**DIRECTION**. Leave out the pictures and transcribe the rest of the records exactly.

Stored items from a collection
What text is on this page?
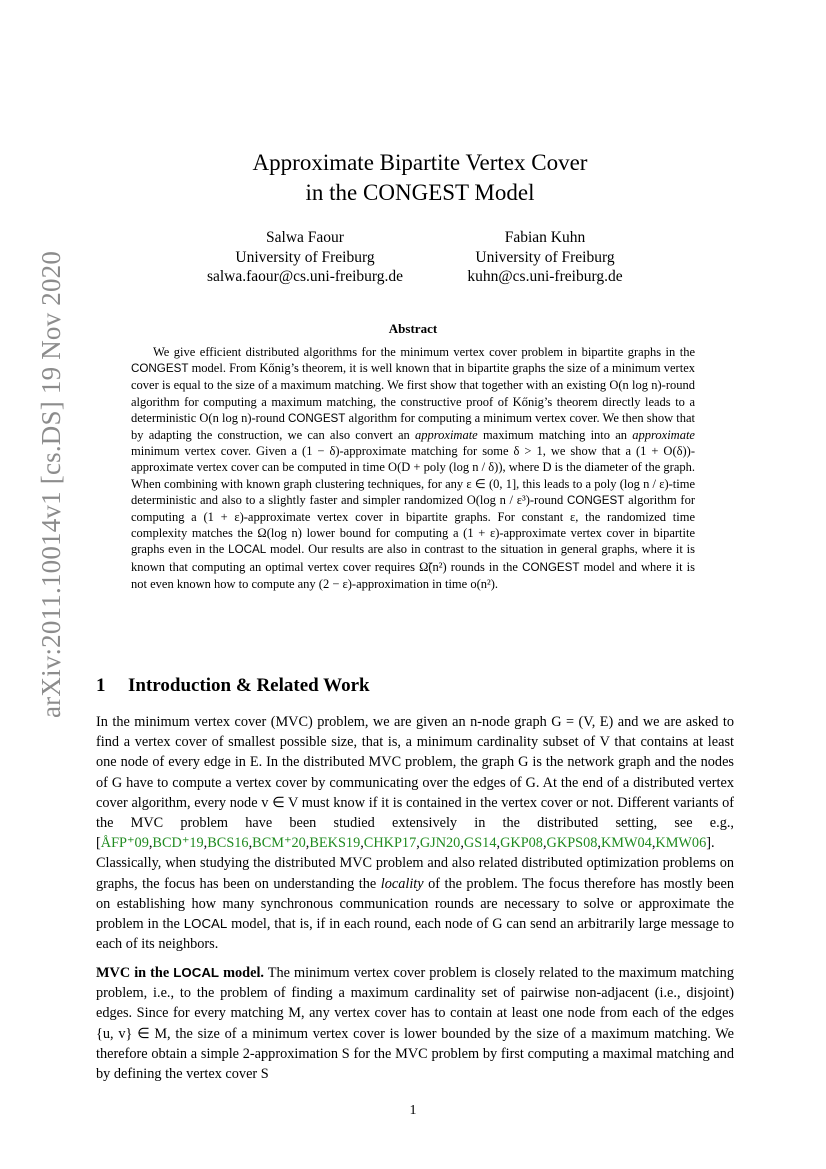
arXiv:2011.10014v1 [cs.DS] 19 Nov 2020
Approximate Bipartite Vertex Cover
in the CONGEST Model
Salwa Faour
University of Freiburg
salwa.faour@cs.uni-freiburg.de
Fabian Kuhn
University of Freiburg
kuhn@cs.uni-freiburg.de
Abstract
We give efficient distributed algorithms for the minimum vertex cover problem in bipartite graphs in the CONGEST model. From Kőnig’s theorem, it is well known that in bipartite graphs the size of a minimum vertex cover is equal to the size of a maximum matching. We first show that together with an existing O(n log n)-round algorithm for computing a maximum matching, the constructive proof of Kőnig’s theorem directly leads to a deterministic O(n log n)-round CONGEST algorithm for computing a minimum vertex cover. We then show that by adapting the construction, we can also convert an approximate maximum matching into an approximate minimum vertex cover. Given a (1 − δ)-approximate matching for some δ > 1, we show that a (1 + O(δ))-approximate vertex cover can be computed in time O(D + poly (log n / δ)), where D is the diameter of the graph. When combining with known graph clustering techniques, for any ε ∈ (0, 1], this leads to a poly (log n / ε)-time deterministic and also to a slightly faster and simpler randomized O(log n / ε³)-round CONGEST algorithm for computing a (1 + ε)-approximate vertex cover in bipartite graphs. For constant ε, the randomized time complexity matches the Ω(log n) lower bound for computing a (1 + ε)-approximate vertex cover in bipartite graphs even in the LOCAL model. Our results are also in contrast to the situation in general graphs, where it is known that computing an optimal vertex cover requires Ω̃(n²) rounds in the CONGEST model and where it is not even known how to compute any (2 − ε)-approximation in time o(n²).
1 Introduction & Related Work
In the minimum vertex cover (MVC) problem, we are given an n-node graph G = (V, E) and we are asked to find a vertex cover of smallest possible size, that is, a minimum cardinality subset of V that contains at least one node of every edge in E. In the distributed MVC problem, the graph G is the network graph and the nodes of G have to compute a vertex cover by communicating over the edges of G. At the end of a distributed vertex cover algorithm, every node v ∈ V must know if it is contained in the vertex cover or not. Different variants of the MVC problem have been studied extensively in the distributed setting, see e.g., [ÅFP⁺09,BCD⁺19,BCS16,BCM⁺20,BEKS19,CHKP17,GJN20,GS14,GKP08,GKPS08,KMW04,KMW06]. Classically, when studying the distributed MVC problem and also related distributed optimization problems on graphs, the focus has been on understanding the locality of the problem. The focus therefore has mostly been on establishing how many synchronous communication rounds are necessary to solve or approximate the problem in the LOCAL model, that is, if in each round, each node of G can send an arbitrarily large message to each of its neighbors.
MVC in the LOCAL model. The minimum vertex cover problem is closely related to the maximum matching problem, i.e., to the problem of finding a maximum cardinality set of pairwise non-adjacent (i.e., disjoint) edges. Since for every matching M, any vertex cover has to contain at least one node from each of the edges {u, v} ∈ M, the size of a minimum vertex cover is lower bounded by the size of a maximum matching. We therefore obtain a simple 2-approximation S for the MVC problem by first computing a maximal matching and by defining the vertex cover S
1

**TASK ANSWER**.
What text is on this page?
arXiv:2011.10014v1 [cs.DS] 19 Nov 2020
Approximate Bipartite Vertex Cover
in the CONGEST Model
Salwa Faour
University of Freiburg
salwa.faour@cs.uni-freiburg.de
Fabian Kuhn
University of Freiburg
kuhn@cs.uni-freiburg.de
Abstract
We give efficient distributed algorithms for the minimum vertex cover problem in bipartite graphs in the CONGEST model. From Kőnig’s theorem, it is well known that in bipartite graphs the size of a minimum vertex cover is equal to the size of a maximum matching. We first show that together with an existing O(n log n)-round algorithm for computing a maximum matching, the constructive proof of Kőnig’s theorem directly leads to a deterministic O(n log n)-round CONGEST algorithm for computing a minimum vertex cover. We then show that by adapting the construction, we can also convert an approximate maximum matching into an approximate minimum vertex cover. Given a (1 − δ)-approximate matching for some δ > 1, we show that a (1 + O(δ))-approximate vertex cover can be computed in time O(D + poly (log n / δ)), where D is the diameter of the graph. When combining with known graph clustering techniques, for any ε ∈ (0, 1], this leads to a poly (log n / ε)-time deterministic and also to a slightly faster and simpler randomized O(log n / ε³)-round CONGEST algorithm for computing a (1 + ε)-approximate vertex cover in bipartite graphs. For constant ε, the randomized time complexity matches the Ω(log n) lower bound for computing a (1 + ε)-approximate vertex cover in bipartite graphs even in the LOCAL model. Our results are also in contrast to the situation in general graphs, where it is known that computing an optimal vertex cover requires Ω̃(n²) rounds in the CONGEST model and where it is not even known how to compute any (2 − ε)-approximation in time o(n²).
1 Introduction & Related Work
In the minimum vertex cover (MVC) problem, we are given an n-node graph G = (V, E) and we are asked to find a vertex cover of smallest possible size, that is, a minimum cardinality subset of V that contains at least one node of every edge in E. In the distributed MVC problem, the graph G is the network graph and the nodes of G have to compute a vertex cover by communicating over the edges of G. At the end of a distributed vertex cover algorithm, every node v ∈ V must know if it is contained in the vertex cover or not. Different variants of the MVC problem have been studied extensively in the distributed setting, see e.g., [ÅFP⁺09,BCD⁺19,BCS16,BCM⁺20,BEKS19,CHKP17,GJN20,GS14,GKP08,GKPS08,KMW04,KMW06]. Classically, when studying the distributed MVC problem and also related distributed optimization problems on graphs, the focus has been on understanding the locality of the problem. The focus therefore has mostly been on establishing how many synchronous communication rounds are necessary to solve or approximate the problem in the LOCAL model, that is, if in each round, each node of G can send an arbitrarily large message to each of its neighbors.
MVC in the LOCAL model. The minimum vertex cover problem is closely related to the maximum matching problem, i.e., to the problem of finding a maximum cardinality set of pairwise non-adjacent (i.e., disjoint) edges. Since for every matching M, any vertex cover has to contain at least one node from each of the edges {u, v} ∈ M, the size of a minimum vertex cover is lower bounded by the size of a maximum matching. We therefore obtain a simple 2-approximation S for the MVC problem by first computing a maximal matching and by defining the vertex cover S
1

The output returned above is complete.